▸ **Source text**
<<<<

HANA backup script hint… a little bit more security, please!

+++ UPDATE 23.11.2011 +++

After the release of revision 20 (SPS 03) of the HANA database, some more changes concerning command syntax and system object naming had been identified.
The commands in this blog post have been adapted to reflect this.

+++ UPDATE 23.11.2011 +++

+++ UPDATE 24.10.2011 ++++
I’ve been informed that with the current HANA revisions, starting with rev.16 which is available for download in the SAP Service Marketplace since 10th of September, an altered syntax for taking backups is used.
So, to make them easier to follow in the future, I changed the examples in this blog accordingly.
+++ UPDATE 24.10.2011 ++++

When you check the SAP In-Memory Database Backup and Recovery Guide on https://help.sap.com/hana you’ll find on page 13 (4.3.2 Using SQL Commands) the first reference to a command line SQL client:
hdbsql.

The example that follows explains how to create a very simple SQL script that can be fed into the hdbsql tool in batch mode.
That way a super simple schedulable backup command is created, e.g. for scheduling via CRON or any other scheduler tool.

This is what we find in the PDF (syntax updated – see update note above):

-----------8<------snip--------8<----------
[...]
Create a file backup.sql with the following content:
connect -n <server name> -i <instance number> -u <user> -p <password>
//
BACKUP DATA USING FILE ('Monday')
//
Store this file with read rights for the crontab user.
Execute the backup by calling the file backup.sql:
/usr/sap/<SID>/HDB<instance number>/exe/hdbsql -I backup.sql
[...]
-----------8<------snip--------8<----------

Of course, this is what most customers and partners do and use in their first HANA implementation.
And in the cases, I’ve seen, for -u <user> the SYSTEM user was used.
This basically leads to a situation where there is a plain text sql script file that contains the full logon data for the SYSTEM user of your HANA box.

NOT GOOD! NOT AT ALL!

But are there alternatives? Sure there are!

Step 1 (and keep it repeating like a mantra) – Never use user SYSTEM for plain operation tasks like backups.

Instead, create a backup operator user that is not allowed to do anything else than performing backups.
Let’s check how to do this step by step:

Login to the HANA box as SYSTEM. You can do all the steps as well in HANA Studio, but as I assume most of you already are familiar with the user management there, so I present the command line version here (I chose a reddish color for the SYSTEM account sessions, just to make it a bit easier to recognize them – definitively NOT for decorative purposes…):

C:\Program Files\SAP\\dbclient>hdbsql -U S
Welcome to the SAP HANA Database interactive terminal.

>>>>

▸ **Data section**
<<<<

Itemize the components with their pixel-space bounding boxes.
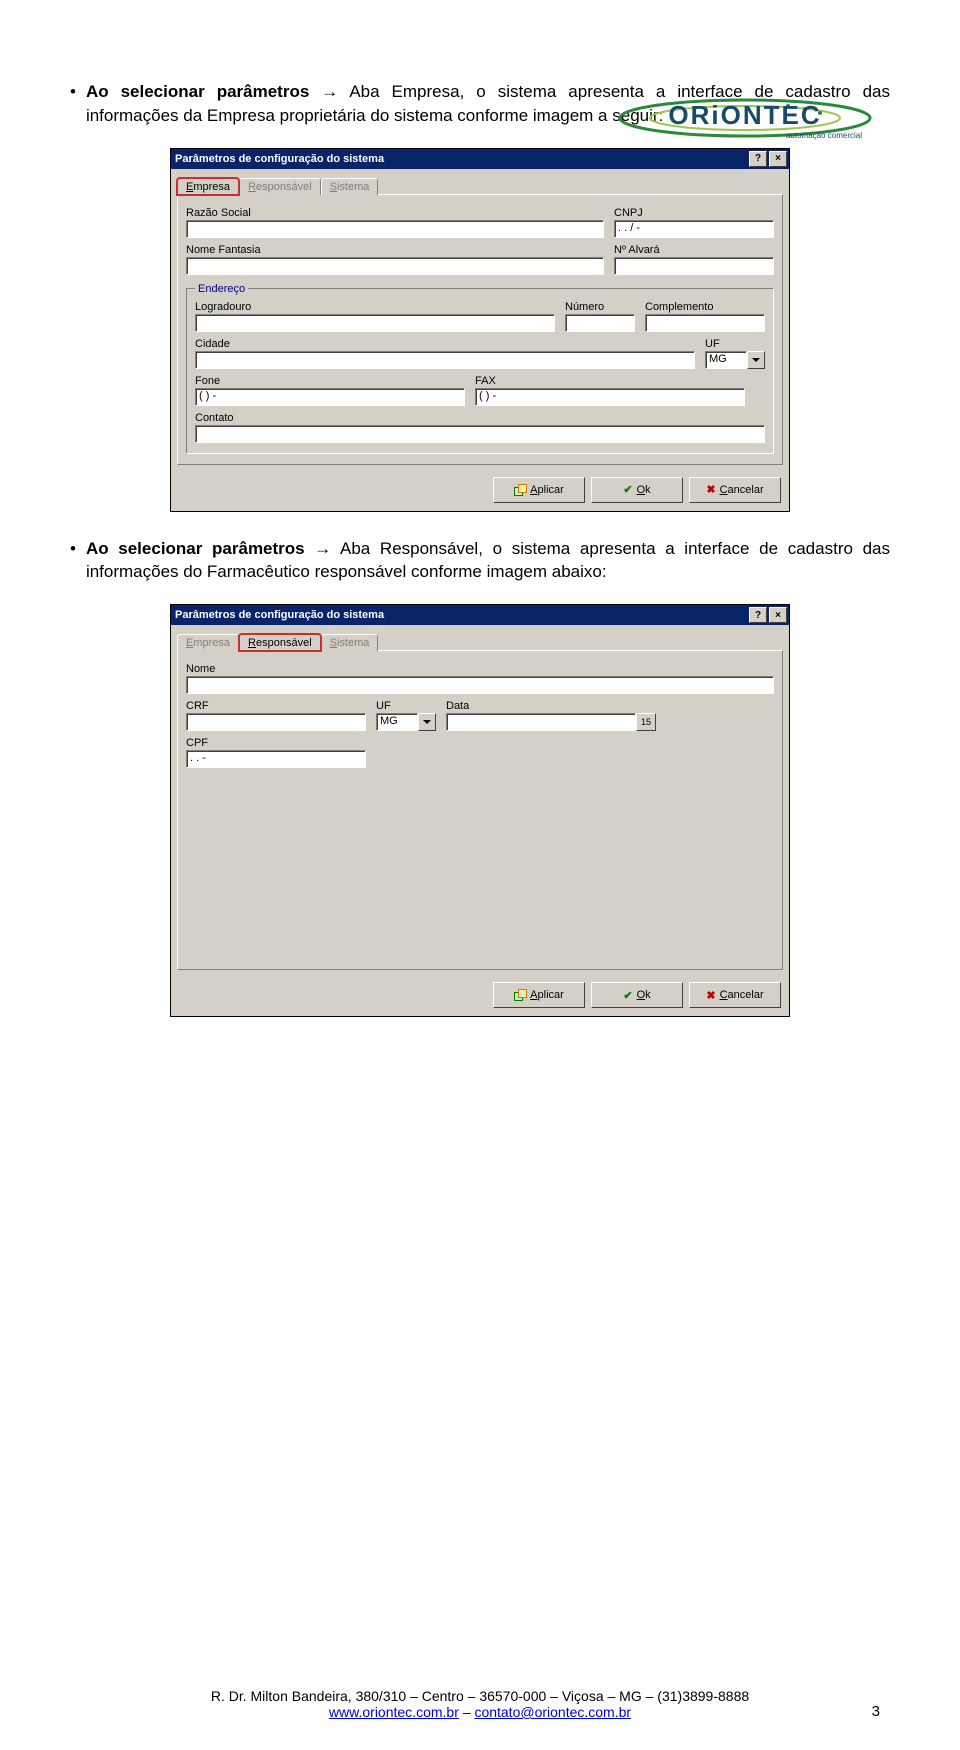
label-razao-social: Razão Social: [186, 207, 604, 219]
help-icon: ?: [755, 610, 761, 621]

>>>>

▸ **Actions to take**
a. Please answer these questions about the HANA backup post:
(i) Starting with which HANA revision is the altered backup syntax used, according to the 24.10.2011 update?
(ii) On which page of the SAP In-Memory Database Backup and Recovery Guide is hdbsql first referenced?
(iii) Which user does the author say was used for -u <user> in the cases seen?
b. Carry on the HANA backup post from its last line.
The data is not needed for either task.

▸ **Exercise results**
a.
(i) Revision 16
(ii) Page 13
(iii) The SYSTEM user

b.
Type:  \h for help with commands
\q to quit

hdbsql HAN=> select user() from dummy
CURRENT_USER
“SYSTEM”

1 row selected (0 usec)

So, I’m logged on as SYSTEM user. Great! Let’s go and create the user for backups!
(+++ 24.10.2011 – changed the logon from -U b to -U S more clarity +++)

hdbsql=> create user backop password 123
* 412: invalid password layout: minimal password length is [8] SQLSTATE: HY000

Ok, I always forget – we have a password rule build into HANA and minimal password length is 8 characters.
Let’s try again!

hdbsql HAN=> create user backop password 12345678
* 412: invalid password layout: password has to meet the rule ['A1a'] SQLSTATE: HY000

Grrr… I forgot again… this is really something I don’t like about password rules… but anyway: one more try!

hdbsql HAN=> create user backop password Aa12345678
0 rows affected (0 usec)

Success! Yes! Time for the first coffee break! (Ok, just kiddin’ we’re nearly done…)
Let’s connect with this user and try to take a backup!

hdbsql=> \\connect -n vml3012 -i 00 -u backop -p Aa12345678
Connected to HAN@vml3012:30015
hdbsql HAN=>
hdbsql HAN=> BACKUP DATA USING FILE ('BACKME')
* 414: user is forced to change password: alter password needed for current user SQLSTATE: HY000

This is also something I already had a few support messages for.
The very first time you login with a specific user to HANA you are forced to change your password.
Unfortunately there usually is no dialogue for this (it’s present only in HANA Studio but which end-user has access to this?), so one either has to have access to a SQL command line (like we happen to have right now) or somebody must have taken care of this, by e.g. implementing a little macro in Excel for this.
Anyhow, there should be a better general solution, but for now just move on and change the password:

hdbsql HAN=> alter user backop password Back1234
0 rows affected (0 usec)

Worked like a charm. Next step: take the backup!

hdbsql HAN=> BACKUP DATA USING FILE ('BACKME')
* 258: insufficient privilege: Not authorized SQLSTATE: HY000

Dang! We didn’t provide any of the required system privileges yet.

In a separate command line window I login again as SYSTEM and run the following:

hdbsql -U S

Welcome to the SAP HANA Database interactive terminal.

Type:  \\h for help with commands
\\q to quit
hdbsql HAN=> grant BACKUP ADMIN to backop
0 rows affected (1 usec)

That was easy cheesy, wasn’t it?
Back to our backop-session and try once again:

hdbsql HAN=> BACKUP DATA USING FILE ('BACKME')
0 rows affected (12 usec)

HOOORAY!

We finally did it! Now we’ve got a safe user that can login to the HANA DB but is only able to create backups.
Very nice.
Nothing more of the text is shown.